WRITTEN TASK:
Count every line that holds the string "messageId", then give that number alone.
--- BEGIN ---
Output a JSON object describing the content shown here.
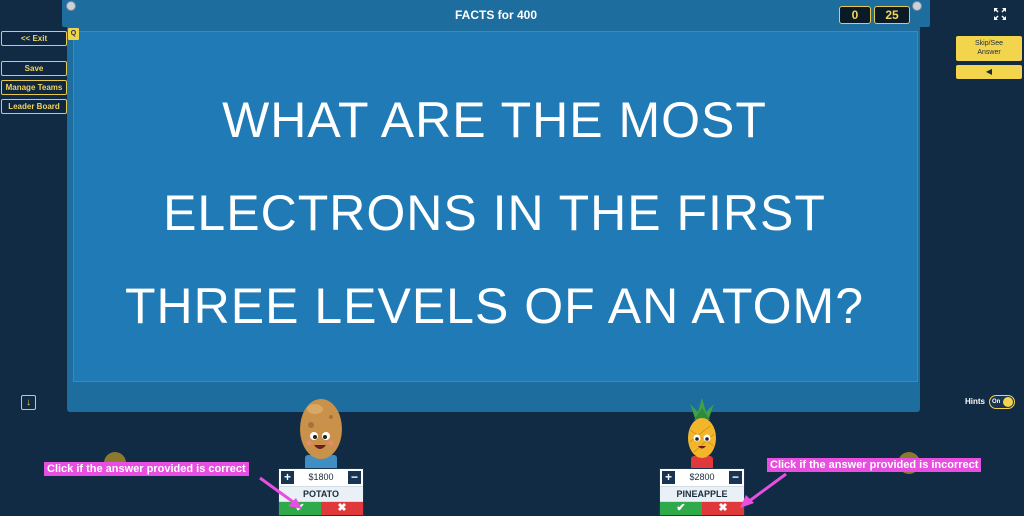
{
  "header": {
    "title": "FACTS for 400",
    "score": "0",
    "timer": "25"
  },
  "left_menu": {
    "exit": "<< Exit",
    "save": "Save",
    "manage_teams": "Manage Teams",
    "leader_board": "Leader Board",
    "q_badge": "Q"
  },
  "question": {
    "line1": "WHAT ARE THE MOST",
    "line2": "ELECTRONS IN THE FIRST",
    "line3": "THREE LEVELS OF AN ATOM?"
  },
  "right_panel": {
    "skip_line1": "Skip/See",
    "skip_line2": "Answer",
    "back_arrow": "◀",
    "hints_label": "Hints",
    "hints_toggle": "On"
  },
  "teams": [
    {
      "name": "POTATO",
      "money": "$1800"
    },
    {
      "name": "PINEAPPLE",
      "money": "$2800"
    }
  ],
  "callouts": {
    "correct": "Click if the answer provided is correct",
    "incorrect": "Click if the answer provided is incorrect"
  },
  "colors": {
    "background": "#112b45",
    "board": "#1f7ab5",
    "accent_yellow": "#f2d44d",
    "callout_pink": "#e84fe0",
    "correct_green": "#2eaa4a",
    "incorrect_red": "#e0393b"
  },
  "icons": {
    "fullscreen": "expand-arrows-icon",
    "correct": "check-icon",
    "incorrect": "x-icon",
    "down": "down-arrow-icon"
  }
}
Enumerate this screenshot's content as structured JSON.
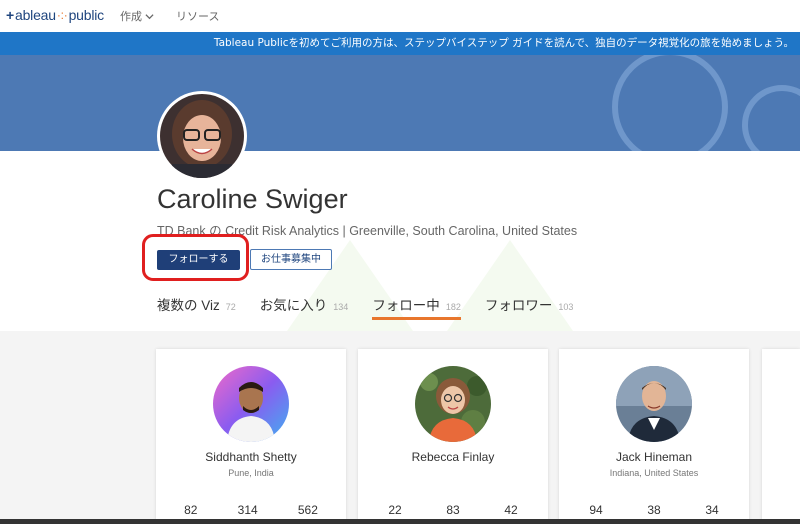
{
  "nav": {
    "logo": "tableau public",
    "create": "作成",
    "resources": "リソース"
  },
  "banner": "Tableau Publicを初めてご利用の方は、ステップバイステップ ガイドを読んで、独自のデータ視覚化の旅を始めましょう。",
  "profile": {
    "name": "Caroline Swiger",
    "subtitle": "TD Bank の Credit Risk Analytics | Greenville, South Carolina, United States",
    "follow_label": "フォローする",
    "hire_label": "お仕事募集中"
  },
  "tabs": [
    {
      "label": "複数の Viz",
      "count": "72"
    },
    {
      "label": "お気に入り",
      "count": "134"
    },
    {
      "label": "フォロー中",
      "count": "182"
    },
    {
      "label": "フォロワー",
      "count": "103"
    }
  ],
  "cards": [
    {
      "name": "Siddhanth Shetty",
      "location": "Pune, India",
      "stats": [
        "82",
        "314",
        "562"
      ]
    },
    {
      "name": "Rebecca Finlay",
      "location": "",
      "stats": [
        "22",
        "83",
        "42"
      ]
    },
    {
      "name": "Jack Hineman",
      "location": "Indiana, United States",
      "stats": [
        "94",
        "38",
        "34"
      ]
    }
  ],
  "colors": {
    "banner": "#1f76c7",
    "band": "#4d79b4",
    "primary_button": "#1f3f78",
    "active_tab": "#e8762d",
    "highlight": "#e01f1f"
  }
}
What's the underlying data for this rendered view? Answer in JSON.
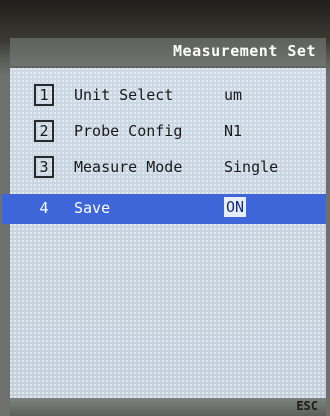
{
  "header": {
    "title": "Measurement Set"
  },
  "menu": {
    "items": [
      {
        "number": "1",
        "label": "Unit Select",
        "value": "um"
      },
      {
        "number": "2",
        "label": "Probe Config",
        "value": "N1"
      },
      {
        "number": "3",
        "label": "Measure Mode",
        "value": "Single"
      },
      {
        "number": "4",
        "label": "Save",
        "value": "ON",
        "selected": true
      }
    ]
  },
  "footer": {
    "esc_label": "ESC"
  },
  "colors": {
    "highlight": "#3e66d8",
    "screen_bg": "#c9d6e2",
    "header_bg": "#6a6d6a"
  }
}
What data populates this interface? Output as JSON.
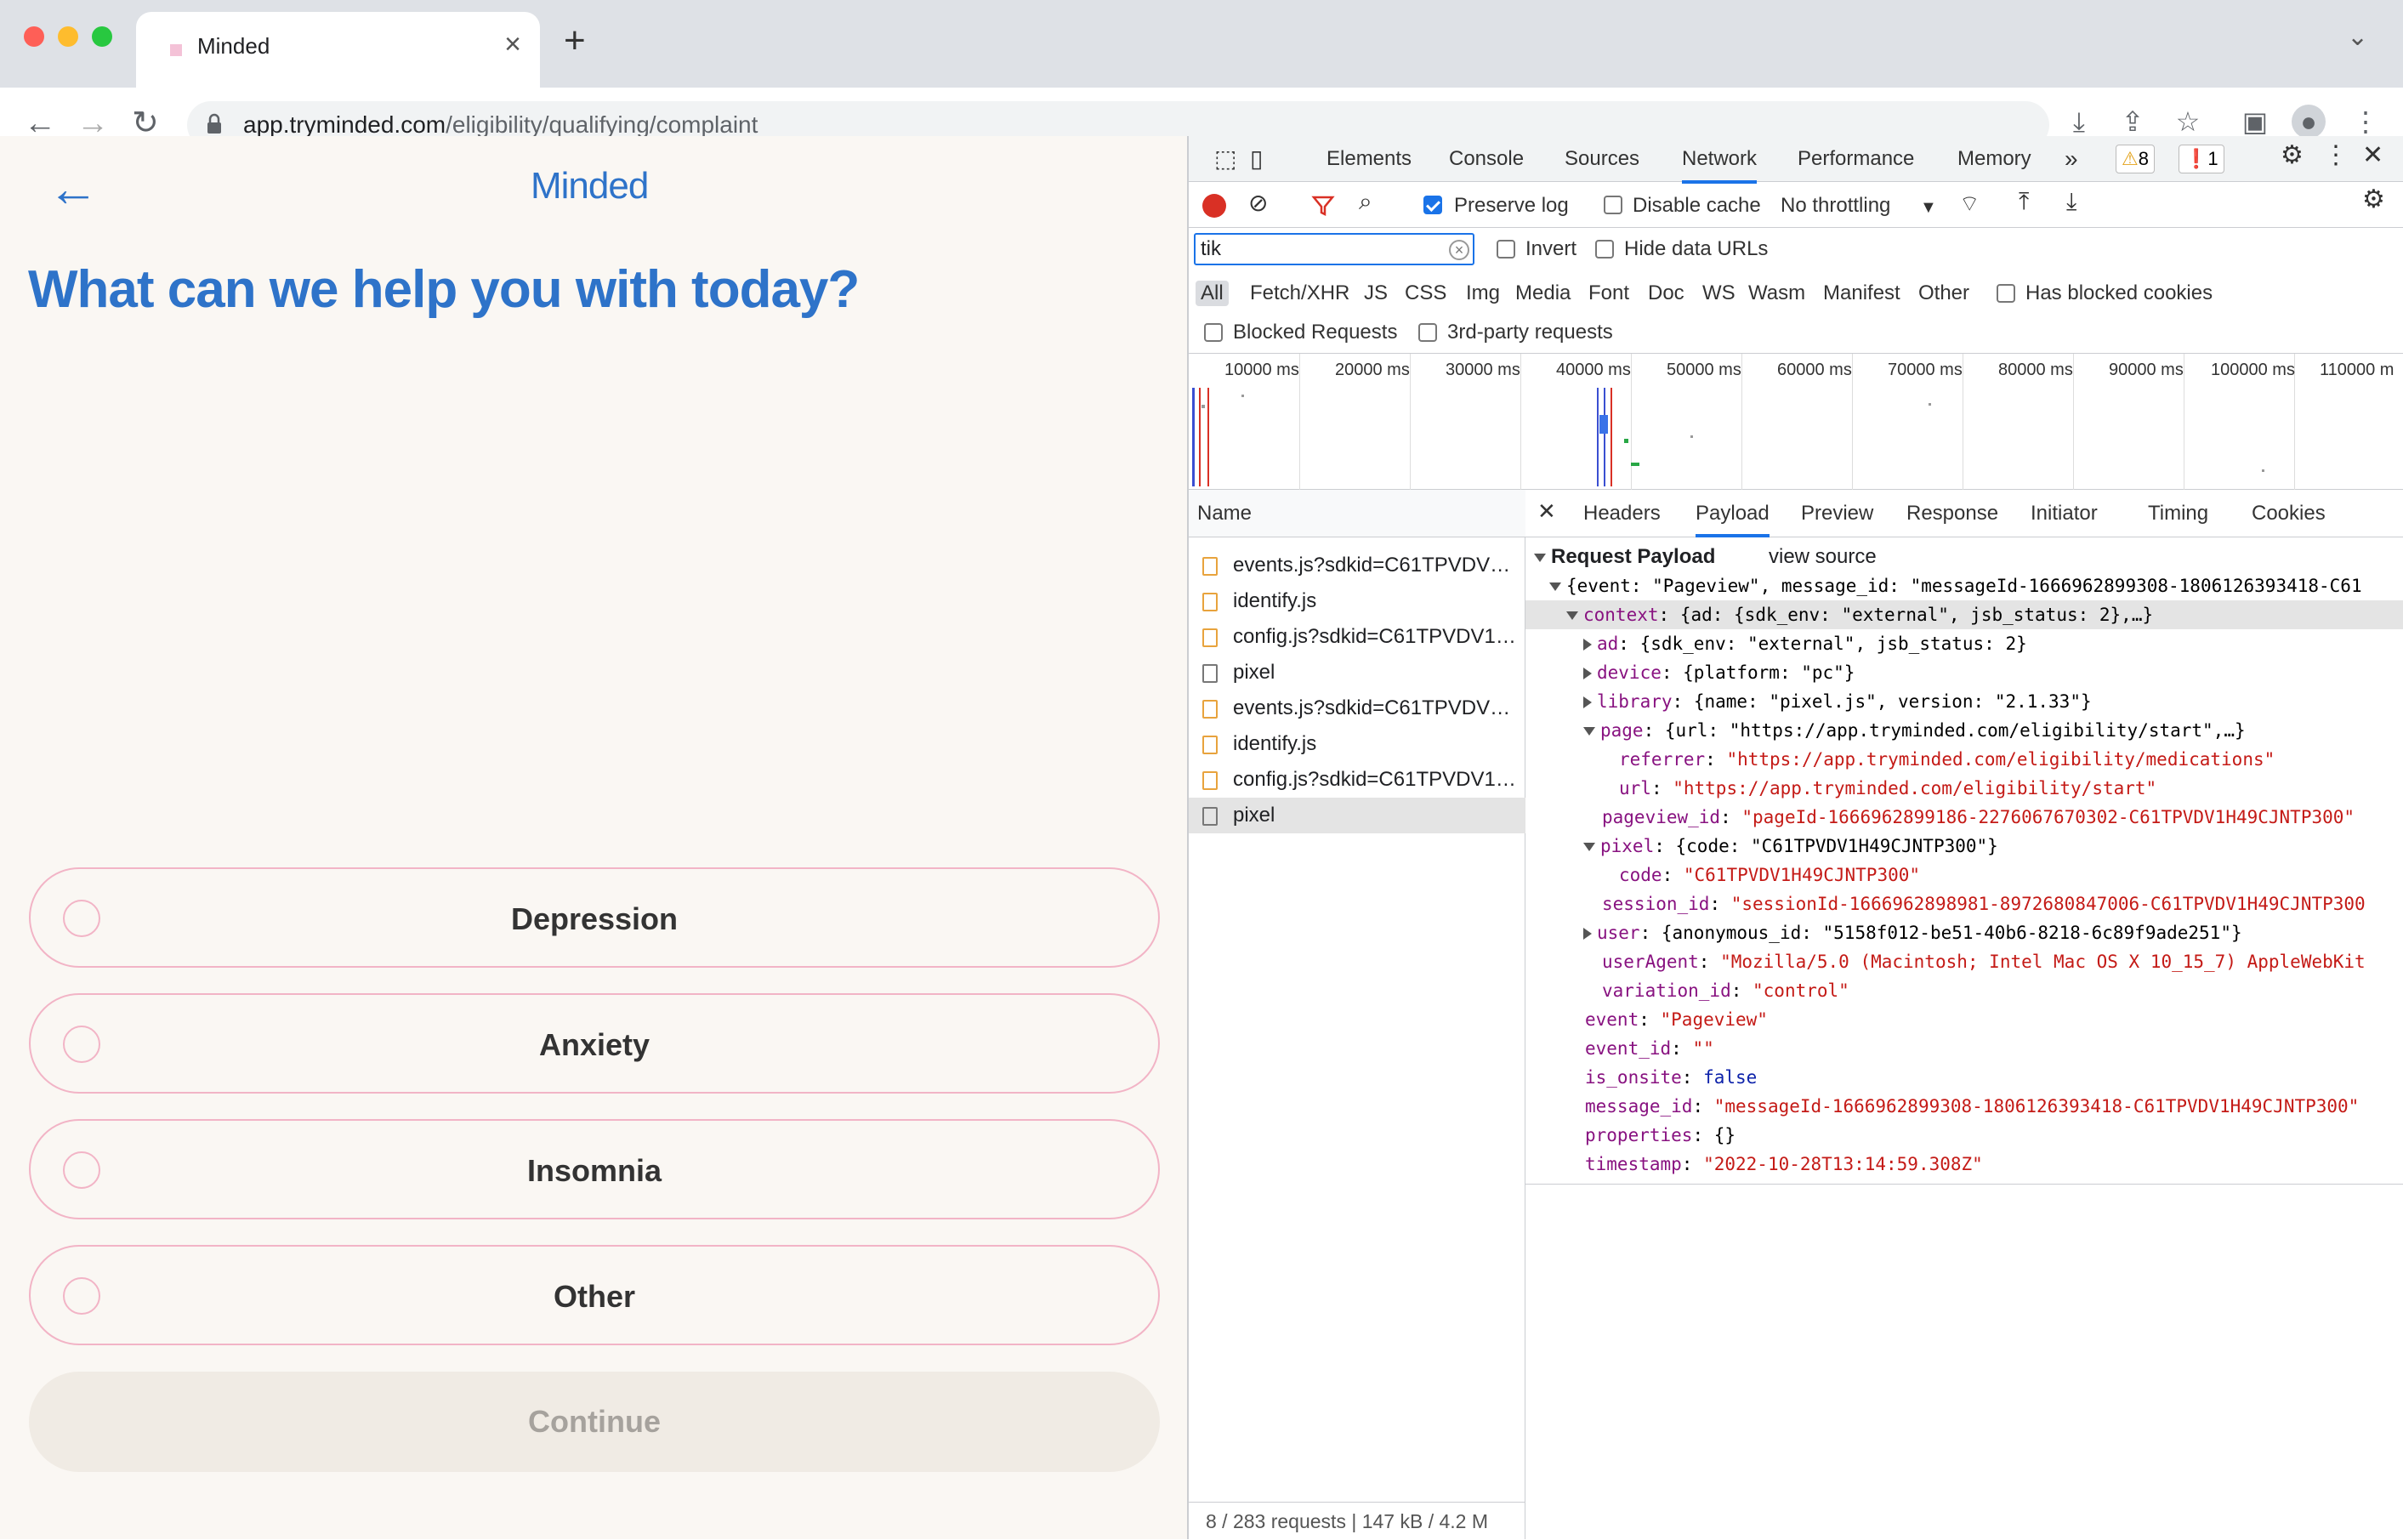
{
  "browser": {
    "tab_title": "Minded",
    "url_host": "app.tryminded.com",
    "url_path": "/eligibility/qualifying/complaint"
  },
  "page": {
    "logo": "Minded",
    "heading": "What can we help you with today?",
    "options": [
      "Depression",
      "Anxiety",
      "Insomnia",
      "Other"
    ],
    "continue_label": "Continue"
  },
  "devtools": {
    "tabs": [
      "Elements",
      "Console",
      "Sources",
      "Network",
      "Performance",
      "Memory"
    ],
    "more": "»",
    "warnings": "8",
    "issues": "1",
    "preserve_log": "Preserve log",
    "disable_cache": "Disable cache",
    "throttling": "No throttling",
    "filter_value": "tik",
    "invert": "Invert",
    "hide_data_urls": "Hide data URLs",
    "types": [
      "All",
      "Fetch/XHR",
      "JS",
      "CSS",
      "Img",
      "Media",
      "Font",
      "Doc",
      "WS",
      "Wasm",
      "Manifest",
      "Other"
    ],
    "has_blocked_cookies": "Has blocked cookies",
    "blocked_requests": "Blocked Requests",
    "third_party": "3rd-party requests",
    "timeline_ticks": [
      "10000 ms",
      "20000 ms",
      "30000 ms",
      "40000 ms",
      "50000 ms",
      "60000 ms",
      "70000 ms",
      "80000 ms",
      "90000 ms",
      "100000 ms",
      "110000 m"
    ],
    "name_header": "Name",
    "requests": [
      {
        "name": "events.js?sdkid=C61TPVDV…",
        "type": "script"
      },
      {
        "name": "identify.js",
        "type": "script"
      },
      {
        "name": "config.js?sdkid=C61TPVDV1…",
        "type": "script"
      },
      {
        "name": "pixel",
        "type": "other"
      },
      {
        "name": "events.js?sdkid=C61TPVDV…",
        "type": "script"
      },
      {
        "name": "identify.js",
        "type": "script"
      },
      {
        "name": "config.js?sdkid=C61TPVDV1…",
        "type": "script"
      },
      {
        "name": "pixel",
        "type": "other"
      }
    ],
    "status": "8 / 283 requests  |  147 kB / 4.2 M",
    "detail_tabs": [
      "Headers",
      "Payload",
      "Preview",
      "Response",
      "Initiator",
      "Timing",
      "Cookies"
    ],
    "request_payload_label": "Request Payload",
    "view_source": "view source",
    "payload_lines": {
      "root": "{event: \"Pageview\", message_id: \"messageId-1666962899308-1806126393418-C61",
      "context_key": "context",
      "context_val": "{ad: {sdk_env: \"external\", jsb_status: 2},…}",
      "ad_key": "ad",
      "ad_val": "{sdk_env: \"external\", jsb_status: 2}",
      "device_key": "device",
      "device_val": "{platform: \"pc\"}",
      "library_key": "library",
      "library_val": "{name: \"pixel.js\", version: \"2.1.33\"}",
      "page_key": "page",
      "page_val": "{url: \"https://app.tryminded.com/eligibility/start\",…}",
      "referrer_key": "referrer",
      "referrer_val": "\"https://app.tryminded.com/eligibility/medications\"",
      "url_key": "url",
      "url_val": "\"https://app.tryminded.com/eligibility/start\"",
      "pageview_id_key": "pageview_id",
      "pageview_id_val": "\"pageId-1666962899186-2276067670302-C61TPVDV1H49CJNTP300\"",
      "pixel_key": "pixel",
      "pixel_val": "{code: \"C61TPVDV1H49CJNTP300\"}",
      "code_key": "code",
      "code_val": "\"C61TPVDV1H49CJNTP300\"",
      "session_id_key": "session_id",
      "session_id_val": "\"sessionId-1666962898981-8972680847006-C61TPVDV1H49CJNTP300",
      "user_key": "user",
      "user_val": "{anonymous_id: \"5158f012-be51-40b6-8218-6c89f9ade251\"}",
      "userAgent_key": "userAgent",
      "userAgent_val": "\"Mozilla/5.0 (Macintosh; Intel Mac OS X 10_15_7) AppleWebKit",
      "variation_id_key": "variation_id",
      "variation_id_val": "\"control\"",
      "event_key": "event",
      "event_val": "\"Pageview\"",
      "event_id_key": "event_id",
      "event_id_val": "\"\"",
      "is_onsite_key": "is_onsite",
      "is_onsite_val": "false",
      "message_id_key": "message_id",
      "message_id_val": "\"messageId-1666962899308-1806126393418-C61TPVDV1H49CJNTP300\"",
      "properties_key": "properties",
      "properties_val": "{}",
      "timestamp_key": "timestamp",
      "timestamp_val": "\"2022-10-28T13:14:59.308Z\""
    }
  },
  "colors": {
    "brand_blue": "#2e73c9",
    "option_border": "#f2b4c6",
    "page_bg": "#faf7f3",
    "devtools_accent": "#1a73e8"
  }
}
--- END ---
ANSWER TO THIS EXERCISE:
2